### RECORDED DATA

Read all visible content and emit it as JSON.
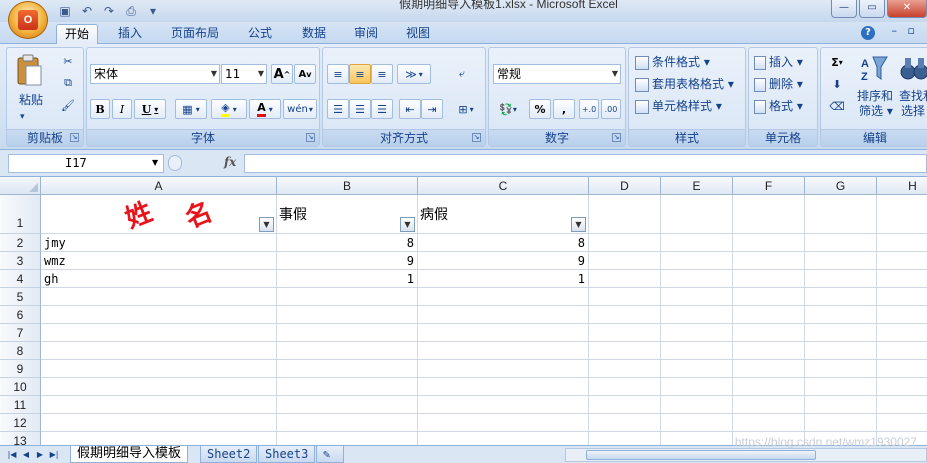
{
  "window": {
    "title": "假期明细导入模板1.xlsx - Microsoft Excel"
  },
  "ribbon_tabs": [
    "开始",
    "插入",
    "页面布局",
    "公式",
    "数据",
    "审阅",
    "视图"
  ],
  "clipboard": {
    "paste_label": "粘贴",
    "group_label": "剪贴板"
  },
  "font": {
    "family": "宋体",
    "size": "11",
    "group_label": "字体",
    "bold": "B",
    "italic": "I",
    "underline": "U",
    "grow": "A",
    "shrink": "A",
    "font_color": "A",
    "phonetic": "wén"
  },
  "alignment": {
    "group_label": "对齐方式"
  },
  "number": {
    "format": "常规",
    "group_label": "数字",
    "percent": "%",
    "comma": ","
  },
  "styles": {
    "conditional": "条件格式 ▾",
    "table": "套用表格格式 ▾",
    "cell_styles": "单元格样式 ▾",
    "group_label": "样式"
  },
  "cells": {
    "insert": "插入 ▾",
    "delete": "删除 ▾",
    "format": "格式 ▾",
    "group_label": "单元格"
  },
  "editing": {
    "sort_filter": "排序和\n筛选 ▾",
    "find_select": "查找和\n选择 ▾",
    "sort_line1": "排序和",
    "sort_line2": "筛选 ▾",
    "find_line1": "查找和",
    "find_line2": "选择 ▾",
    "group_label": "编辑",
    "sigma": "Σ"
  },
  "formula_bar": {
    "name_box": "I17",
    "fx": "fx",
    "formula": ""
  },
  "columns": [
    "A",
    "B",
    "C",
    "D",
    "E",
    "F",
    "G",
    "H"
  ],
  "rows": [
    "1",
    "2",
    "3",
    "4",
    "5",
    "6",
    "7",
    "8",
    "9",
    "10",
    "11",
    "12",
    "13"
  ],
  "sheet": {
    "header": {
      "a_decoration": "姓  名",
      "b": "事假",
      "c": "病假"
    },
    "data": [
      {
        "name": "jmy",
        "b": "8",
        "c": "8"
      },
      {
        "name": "wmz",
        "b": "9",
        "c": "9"
      },
      {
        "name": "gh",
        "b": "1",
        "c": "1"
      }
    ]
  },
  "sheet_tabs": [
    "假期明细导入模板",
    "Sheet2",
    "Sheet3"
  ],
  "watermark": "https://blog.csdn.net/wmz1930027"
}
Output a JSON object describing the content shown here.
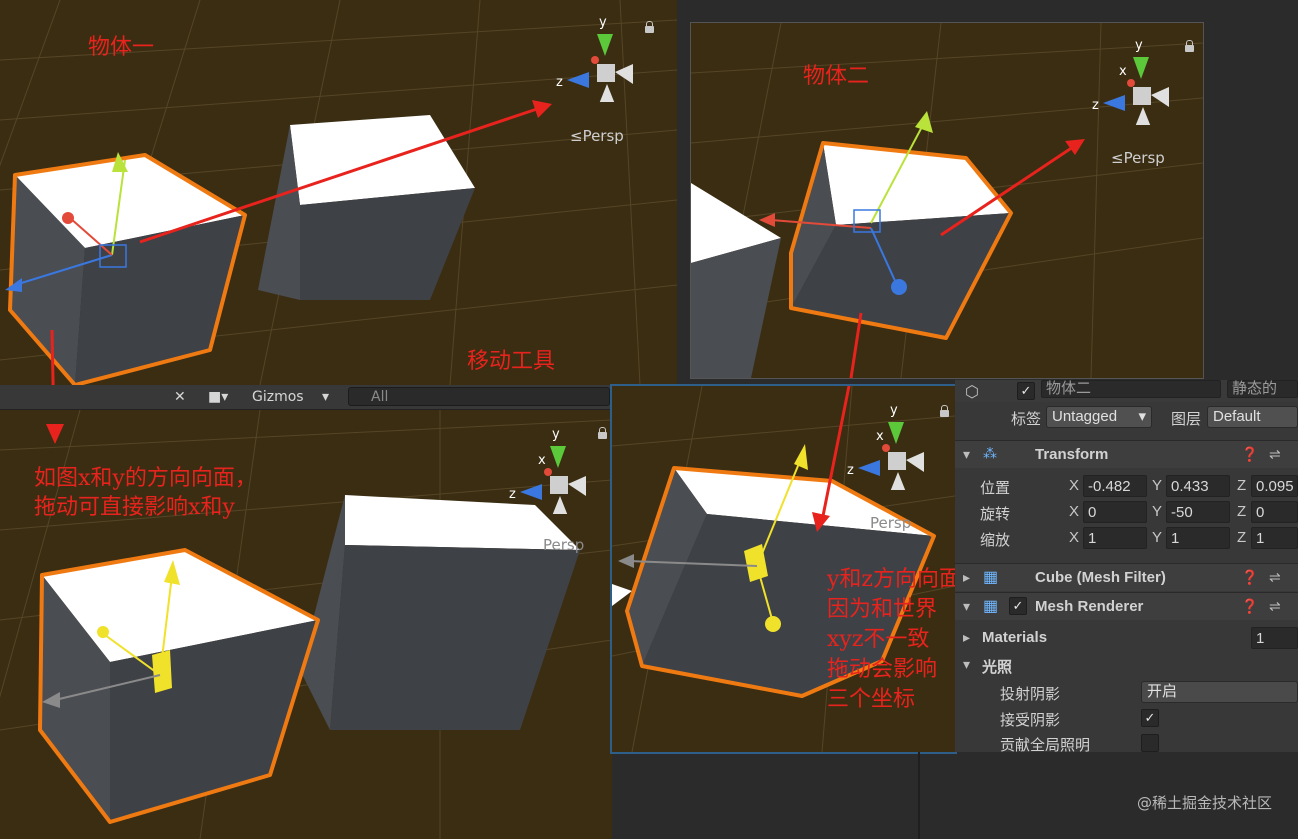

### WHAT YOU SHOULD DO
Repeat each entry exactly as given; no pictures belong in the copy.

### RESPONSE TO THE EXERCISE
Read all visible content and emit it as JSON.
{
  "window": {
    "title": "假期明细导入模板1.xlsx - Microsoft Excel"
  },
  "ribbon_tabs": [
    "开始",
    "插入",
    "页面布局",
    "公式",
    "数据",
    "审阅",
    "视图"
  ],
  "clipboard": {
    "paste_label": "粘贴",
    "group_label": "剪贴板"
  },
  "font": {
    "family": "宋体",
    "size": "11",
    "group_label": "字体",
    "bold": "B",
    "italic": "I",
    "underline": "U",
    "grow": "A",
    "shrink": "A",
    "font_color": "A",
    "phonetic": "wén"
  },
  "alignment": {
    "group_label": "对齐方式"
  },
  "number": {
    "format": "常规",
    "group_label": "数字",
    "percent": "%",
    "comma": ","
  },
  "styles": {
    "conditional": "条件格式 ▾",
    "table": "套用表格格式 ▾",
    "cell_styles": "单元格样式 ▾",
    "group_label": "样式"
  },
  "cells": {
    "insert": "插入 ▾",
    "delete": "删除 ▾",
    "format": "格式 ▾",
    "group_label": "单元格"
  },
  "editing": {
    "sort_filter": "排序和\n筛选 ▾",
    "find_select": "查找和\n选择 ▾",
    "sort_line1": "排序和",
    "sort_line2": "筛选 ▾",
    "find_line1": "查找和",
    "find_line2": "选择 ▾",
    "group_label": "编辑",
    "sigma": "Σ"
  },
  "formula_bar": {
    "name_box": "I17",
    "fx": "fx",
    "formula": ""
  },
  "columns": [
    "A",
    "B",
    "C",
    "D",
    "E",
    "F",
    "G",
    "H"
  ],
  "rows": [
    "1",
    "2",
    "3",
    "4",
    "5",
    "6",
    "7",
    "8",
    "9",
    "10",
    "11",
    "12",
    "13"
  ],
  "sheet": {
    "header": {
      "a_decoration": "姓  名",
      "b": "事假",
      "c": "病假"
    },
    "data": [
      {
        "name": "jmy",
        "b": "8",
        "c": "8"
      },
      {
        "name": "wmz",
        "b": "9",
        "c": "9"
      },
      {
        "name": "gh",
        "b": "1",
        "c": "1"
      }
    ]
  },
  "sheet_tabs": [
    "假期明细导入模板",
    "Sheet2",
    "Sheet3"
  ],
  "watermark": "https://blog.csdn.net/wmz1930027"
}
Output a JSON object describing the content shown here.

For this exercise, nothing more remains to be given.